Source records:
## start

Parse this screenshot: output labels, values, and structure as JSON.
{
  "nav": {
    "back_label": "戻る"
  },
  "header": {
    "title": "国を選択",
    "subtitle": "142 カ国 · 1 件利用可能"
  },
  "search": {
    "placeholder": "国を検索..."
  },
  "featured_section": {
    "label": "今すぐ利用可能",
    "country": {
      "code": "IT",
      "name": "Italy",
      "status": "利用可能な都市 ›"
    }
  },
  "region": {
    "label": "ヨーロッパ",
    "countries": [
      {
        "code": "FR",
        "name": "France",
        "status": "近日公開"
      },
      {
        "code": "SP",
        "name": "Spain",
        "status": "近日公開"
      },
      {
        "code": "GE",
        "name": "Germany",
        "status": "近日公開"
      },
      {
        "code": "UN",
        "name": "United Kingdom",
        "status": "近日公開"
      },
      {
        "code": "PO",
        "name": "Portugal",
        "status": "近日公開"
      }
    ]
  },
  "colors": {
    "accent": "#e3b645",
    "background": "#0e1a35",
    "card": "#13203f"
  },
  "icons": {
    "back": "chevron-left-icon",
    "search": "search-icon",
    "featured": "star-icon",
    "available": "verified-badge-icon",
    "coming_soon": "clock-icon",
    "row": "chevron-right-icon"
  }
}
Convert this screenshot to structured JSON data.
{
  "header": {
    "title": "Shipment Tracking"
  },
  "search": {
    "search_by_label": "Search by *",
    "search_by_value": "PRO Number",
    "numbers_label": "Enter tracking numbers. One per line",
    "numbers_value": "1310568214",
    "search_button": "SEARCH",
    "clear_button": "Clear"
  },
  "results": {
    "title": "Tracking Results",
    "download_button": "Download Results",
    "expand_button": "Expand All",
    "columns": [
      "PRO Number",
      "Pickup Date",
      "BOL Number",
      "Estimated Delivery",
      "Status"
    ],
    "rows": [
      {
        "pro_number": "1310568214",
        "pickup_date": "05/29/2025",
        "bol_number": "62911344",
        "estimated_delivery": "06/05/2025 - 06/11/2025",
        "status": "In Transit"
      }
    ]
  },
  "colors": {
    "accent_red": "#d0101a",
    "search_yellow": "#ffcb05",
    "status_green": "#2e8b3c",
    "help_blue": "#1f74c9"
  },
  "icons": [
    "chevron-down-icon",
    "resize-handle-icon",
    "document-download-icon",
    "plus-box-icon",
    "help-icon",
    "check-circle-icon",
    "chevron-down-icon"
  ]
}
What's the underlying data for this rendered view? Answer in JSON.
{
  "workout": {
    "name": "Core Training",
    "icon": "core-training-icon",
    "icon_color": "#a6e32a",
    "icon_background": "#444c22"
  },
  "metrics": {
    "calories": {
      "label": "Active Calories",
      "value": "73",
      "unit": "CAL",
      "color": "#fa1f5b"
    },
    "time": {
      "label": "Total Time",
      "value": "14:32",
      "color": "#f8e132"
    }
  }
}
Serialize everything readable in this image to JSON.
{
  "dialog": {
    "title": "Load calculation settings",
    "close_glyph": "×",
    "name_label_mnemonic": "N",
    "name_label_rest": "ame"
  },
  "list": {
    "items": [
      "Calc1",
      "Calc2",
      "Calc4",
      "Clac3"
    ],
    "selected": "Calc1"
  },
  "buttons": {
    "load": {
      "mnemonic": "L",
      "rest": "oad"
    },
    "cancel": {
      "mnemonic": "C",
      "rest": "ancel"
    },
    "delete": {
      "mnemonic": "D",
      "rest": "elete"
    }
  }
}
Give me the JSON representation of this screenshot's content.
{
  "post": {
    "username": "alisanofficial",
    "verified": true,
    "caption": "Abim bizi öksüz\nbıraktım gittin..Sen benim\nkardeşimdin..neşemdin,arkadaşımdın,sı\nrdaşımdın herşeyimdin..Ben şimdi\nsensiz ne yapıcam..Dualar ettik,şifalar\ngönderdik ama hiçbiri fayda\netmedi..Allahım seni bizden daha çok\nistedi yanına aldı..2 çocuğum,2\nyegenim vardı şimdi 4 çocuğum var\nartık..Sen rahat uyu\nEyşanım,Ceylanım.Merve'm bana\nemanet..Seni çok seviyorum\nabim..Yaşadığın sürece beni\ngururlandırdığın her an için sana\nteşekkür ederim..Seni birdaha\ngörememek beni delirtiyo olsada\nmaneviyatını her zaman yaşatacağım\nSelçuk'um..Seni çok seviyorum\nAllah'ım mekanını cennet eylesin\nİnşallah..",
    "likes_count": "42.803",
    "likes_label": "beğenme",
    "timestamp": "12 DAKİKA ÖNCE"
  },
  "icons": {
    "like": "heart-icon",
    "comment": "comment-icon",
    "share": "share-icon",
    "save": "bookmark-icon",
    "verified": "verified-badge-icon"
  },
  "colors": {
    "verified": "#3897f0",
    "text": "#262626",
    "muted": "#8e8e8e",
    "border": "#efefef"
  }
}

## end

▶ What you will do
Every record shown above should be written out again exactly.

▶ Answer to the problem
Parse this screenshot: output labels, values, and structure as JSON.
{
  "nav": {
    "back_label": "戻る"
  },
  "header": {
    "title": "国を選択",
    "subtitle": "142 カ国 · 1 件利用可能"
  },
  "search": {
    "placeholder": "国を検索..."
  },
  "featured_section": {
    "label": "今すぐ利用可能",
    "country": {
      "code": "IT",
      "name": "Italy",
      "status": "利用可能な都市 ›"
    }
  },
  "region": {
    "label": "ヨーロッパ",
    "countries": [
      {
        "code": "FR",
        "name": "France",
        "status": "近日公開"
      },
      {
        "code": "SP",
        "name": "Spain",
        "status": "近日公開"
      },
      {
        "code": "GE",
        "name": "Germany",
        "status": "近日公開"
      },
      {
        "code": "UN",
        "name": "United Kingdom",
        "status": "近日公開"
      },
      {
        "code": "PO",
        "name": "Portugal",
        "status": "近日公開"
      }
    ]
  },
  "colors": {
    "accent": "#e3b645",
    "background": "#0e1a35",
    "card": "#13203f"
  },
  "icons": {
    "back": "chevron-left-icon",
    "search": "search-icon",
    "featured": "star-icon",
    "available": "verified-badge-icon",
    "coming_soon": "clock-icon",
    "row": "chevron-right-icon"
  }
}
Convert this screenshot to structured JSON data.
{
  "header": {
    "title": "Shipment Tracking"
  },
  "search": {
    "search_by_label": "Search by *",
    "search_by_value": "PRO Number",
    "numbers_label": "Enter tracking numbers. One per line",
    "numbers_value": "1310568214",
    "search_button": "SEARCH",
    "clear_button": "Clear"
  },
  "results": {
    "title": "Tracking Results",
    "download_button": "Download Results",
    "expand_button": "Expand All",
    "columns": [
      "PRO Number",
      "Pickup Date",
      "BOL Number",
      "Estimated Delivery",
      "Status"
    ],
    "rows": [
      {
        "pro_number": "1310568214",
        "pickup_date": "05/29/2025",
        "bol_number": "62911344",
        "estimated_delivery": "06/05/2025 - 06/11/2025",
        "status": "In Transit"
      }
    ]
  },
  "colors": {
    "accent_red": "#d0101a",
    "search_yellow": "#ffcb05",
    "status_green": "#2e8b3c",
    "help_blue": "#1f74c9"
  },
  "icons": [
    "chevron-down-icon",
    "resize-handle-icon",
    "document-download-icon",
    "plus-box-icon",
    "help-icon",
    "check-circle-icon",
    "chevron-down-icon"
  ]
}
What's the underlying data for this rendered view? Answer in JSON.
{
  "workout": {
    "name": "Core Training",
    "icon": "core-training-icon",
    "icon_color": "#a6e32a",
    "icon_background": "#444c22"
  },
  "metrics": {
    "calories": {
      "label": "Active Calories",
      "value": "73",
      "unit": "CAL",
      "color": "#fa1f5b"
    },
    "time": {
      "label": "Total Time",
      "value": "14:32",
      "color": "#f8e132"
    }
  }
}
Serialize everything readable in this image to JSON.
{
  "dialog": {
    "title": "Load calculation settings",
    "close_glyph": "×",
    "name_label_mnemonic": "N",
    "name_label_rest": "ame"
  },
  "list": {
    "items": [
      "Calc1",
      "Calc2",
      "Calc4",
      "Clac3"
    ],
    "selected": "Calc1"
  },
  "buttons": {
    "load": {
      "mnemonic": "L",
      "rest": "oad"
    },
    "cancel": {
      "mnemonic": "C",
      "rest": "ancel"
    },
    "delete": {
      "mnemonic": "D",
      "rest": "elete"
    }
  }
}
Give me the JSON representation of this screenshot's content.
{
  "post": {
    "username": "alisanofficial",
    "verified": true,
    "caption": "Abim bizi öksüz\nbıraktım gittin..Sen benim\nkardeşimdin..neşemdin,arkadaşımdın,sı\nrdaşımdın herşeyimdin..Ben şimdi\nsensiz ne yapıcam..Dualar ettik,şifalar\ngönderdik ama hiçbiri fayda\netmedi..Allahım seni bizden daha çok\nistedi yanına aldı..2 çocuğum,2\nyegenim vardı şimdi 4 çocuğum var\nartık..Sen rahat uyu\nEyşanım,Ceylanım.Merve'm bana\nemanet..Seni çok seviyorum\nabim..Yaşadığın sürece beni\ngururlandırdığın her an için sana\nteşekkür ederim..Seni birdaha\ngörememek beni delirtiyo olsada\nmaneviyatını her zaman yaşatacağım\nSelçuk'um..Seni çok seviyorum\nAllah'ım mekanını cennet eylesin\nİnşallah..",
    "likes_count": "42.803",
    "likes_label": "beğenme",
    "timestamp": "12 DAKİKA ÖNCE"
  },
  "icons": {
    "like": "heart-icon",
    "comment": "comment-icon",
    "share": "share-icon",
    "save": "bookmark-icon",
    "verified": "verified-badge-icon"
  },
  "colors": {
    "verified": "#3897f0",
    "text": "#262626",
    "muted": "#8e8e8e",
    "border": "#efefef"
  }
}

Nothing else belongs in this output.